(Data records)
## BEGIN

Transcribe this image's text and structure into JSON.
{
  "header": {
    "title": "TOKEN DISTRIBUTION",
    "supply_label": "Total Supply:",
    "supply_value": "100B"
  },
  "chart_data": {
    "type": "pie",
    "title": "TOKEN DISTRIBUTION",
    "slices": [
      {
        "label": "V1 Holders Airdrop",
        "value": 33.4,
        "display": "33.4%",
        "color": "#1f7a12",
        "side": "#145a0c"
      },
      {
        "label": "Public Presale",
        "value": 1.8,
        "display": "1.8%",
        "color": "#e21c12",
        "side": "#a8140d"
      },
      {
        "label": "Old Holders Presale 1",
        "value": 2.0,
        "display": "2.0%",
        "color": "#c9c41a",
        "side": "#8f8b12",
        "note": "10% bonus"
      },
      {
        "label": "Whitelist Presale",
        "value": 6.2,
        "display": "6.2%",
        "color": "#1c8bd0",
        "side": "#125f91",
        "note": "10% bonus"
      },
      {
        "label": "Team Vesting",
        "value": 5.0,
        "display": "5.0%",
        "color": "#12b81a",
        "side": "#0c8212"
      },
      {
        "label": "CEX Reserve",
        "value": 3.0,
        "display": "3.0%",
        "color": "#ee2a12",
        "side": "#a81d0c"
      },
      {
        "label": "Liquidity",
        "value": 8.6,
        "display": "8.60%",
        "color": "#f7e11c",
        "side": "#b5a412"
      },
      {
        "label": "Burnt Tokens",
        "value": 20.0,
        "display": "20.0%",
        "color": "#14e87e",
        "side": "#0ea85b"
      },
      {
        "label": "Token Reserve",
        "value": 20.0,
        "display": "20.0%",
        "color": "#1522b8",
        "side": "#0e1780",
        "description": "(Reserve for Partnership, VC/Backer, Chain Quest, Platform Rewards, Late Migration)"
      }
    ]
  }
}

## END

> Instruction: Pick out the lines above containing the word "side", then copy them.

> Exercise solution:
        "side": "#145a0c"
        "side": "#a8140d"
        "side": "#8f8b12",
        "side": "#125f91",
        "side": "#0c8212"
        "side": "#a81d0c"
        "side": "#b5a412"
        "side": "#0ea85b"
        "side": "#0e1780",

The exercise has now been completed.